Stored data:
[start]

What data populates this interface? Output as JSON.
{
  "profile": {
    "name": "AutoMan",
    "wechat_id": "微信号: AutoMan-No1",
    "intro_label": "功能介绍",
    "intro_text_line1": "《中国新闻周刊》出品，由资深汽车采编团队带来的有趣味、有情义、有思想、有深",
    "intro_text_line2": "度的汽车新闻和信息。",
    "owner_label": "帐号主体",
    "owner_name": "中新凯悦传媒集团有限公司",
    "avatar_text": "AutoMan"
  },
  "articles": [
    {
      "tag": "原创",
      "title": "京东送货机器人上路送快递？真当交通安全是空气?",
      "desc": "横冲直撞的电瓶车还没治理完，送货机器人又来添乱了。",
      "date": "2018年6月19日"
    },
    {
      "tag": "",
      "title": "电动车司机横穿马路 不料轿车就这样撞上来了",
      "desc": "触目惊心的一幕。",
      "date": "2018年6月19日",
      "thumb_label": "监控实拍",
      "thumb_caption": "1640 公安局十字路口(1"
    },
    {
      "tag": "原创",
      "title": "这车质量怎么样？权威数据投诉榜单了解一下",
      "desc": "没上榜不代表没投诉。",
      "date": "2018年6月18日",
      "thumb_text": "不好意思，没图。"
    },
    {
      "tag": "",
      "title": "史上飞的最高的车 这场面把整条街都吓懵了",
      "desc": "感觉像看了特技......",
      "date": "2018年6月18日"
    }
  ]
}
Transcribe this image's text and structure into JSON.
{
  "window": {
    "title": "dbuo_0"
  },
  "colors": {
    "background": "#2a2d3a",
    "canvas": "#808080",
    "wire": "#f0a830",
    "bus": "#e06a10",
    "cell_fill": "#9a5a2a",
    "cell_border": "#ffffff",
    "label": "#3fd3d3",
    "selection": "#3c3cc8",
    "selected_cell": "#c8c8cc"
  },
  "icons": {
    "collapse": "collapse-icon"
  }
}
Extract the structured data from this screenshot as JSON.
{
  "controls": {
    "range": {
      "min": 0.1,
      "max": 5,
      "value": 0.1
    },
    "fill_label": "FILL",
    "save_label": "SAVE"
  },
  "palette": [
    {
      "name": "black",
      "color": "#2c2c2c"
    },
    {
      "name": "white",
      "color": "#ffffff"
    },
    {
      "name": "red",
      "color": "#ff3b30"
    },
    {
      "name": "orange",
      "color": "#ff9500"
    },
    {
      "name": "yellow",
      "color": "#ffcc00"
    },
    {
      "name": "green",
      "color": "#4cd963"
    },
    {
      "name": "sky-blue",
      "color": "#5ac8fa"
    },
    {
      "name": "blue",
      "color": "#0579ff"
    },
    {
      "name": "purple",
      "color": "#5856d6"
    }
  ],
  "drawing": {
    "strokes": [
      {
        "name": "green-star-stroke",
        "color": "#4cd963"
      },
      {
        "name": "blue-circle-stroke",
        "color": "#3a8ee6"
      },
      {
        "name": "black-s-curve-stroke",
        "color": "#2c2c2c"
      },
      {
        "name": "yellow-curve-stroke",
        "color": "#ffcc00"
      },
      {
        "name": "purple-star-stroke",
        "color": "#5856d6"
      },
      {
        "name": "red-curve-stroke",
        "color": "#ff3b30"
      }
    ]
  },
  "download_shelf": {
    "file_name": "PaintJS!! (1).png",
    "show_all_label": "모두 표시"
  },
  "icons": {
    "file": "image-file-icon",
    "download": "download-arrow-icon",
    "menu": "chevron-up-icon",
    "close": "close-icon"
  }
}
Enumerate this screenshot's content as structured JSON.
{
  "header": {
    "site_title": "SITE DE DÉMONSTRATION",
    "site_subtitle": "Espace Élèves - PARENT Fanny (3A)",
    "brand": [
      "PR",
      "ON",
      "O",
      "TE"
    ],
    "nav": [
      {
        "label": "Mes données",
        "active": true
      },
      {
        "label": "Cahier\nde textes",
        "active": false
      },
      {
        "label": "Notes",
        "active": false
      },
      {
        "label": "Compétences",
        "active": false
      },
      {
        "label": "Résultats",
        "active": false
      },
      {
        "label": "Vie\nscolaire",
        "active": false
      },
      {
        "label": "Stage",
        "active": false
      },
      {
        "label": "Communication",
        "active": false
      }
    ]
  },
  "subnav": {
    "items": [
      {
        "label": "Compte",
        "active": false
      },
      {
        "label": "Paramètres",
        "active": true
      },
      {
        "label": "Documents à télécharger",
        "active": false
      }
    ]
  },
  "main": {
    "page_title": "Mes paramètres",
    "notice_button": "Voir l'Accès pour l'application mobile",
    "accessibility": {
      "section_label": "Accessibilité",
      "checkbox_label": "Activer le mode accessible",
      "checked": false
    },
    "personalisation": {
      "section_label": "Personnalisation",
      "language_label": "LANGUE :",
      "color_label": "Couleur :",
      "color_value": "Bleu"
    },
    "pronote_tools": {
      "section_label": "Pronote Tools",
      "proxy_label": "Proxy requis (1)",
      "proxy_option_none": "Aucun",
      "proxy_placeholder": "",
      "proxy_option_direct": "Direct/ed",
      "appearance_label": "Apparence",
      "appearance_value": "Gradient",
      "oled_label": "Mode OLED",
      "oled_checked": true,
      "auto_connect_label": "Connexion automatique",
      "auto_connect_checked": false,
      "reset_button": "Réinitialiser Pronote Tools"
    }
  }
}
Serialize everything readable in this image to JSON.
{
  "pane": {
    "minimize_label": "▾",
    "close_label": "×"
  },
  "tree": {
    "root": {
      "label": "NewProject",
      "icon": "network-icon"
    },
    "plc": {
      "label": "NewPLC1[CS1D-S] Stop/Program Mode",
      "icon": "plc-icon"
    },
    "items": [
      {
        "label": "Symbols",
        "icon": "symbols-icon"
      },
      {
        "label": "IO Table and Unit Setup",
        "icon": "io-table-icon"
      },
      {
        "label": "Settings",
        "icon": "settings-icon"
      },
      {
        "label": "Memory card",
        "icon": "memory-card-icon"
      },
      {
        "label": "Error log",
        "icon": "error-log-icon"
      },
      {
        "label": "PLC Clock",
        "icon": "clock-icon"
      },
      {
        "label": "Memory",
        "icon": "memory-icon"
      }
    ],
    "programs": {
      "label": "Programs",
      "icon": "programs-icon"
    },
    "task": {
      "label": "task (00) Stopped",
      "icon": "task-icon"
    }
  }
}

[end]

→ Goal:
Using the listing above, show every line that includes the string "yellow".

→ Final result:
      "name": "yellow",
        "name": "yellow-curve-stroke",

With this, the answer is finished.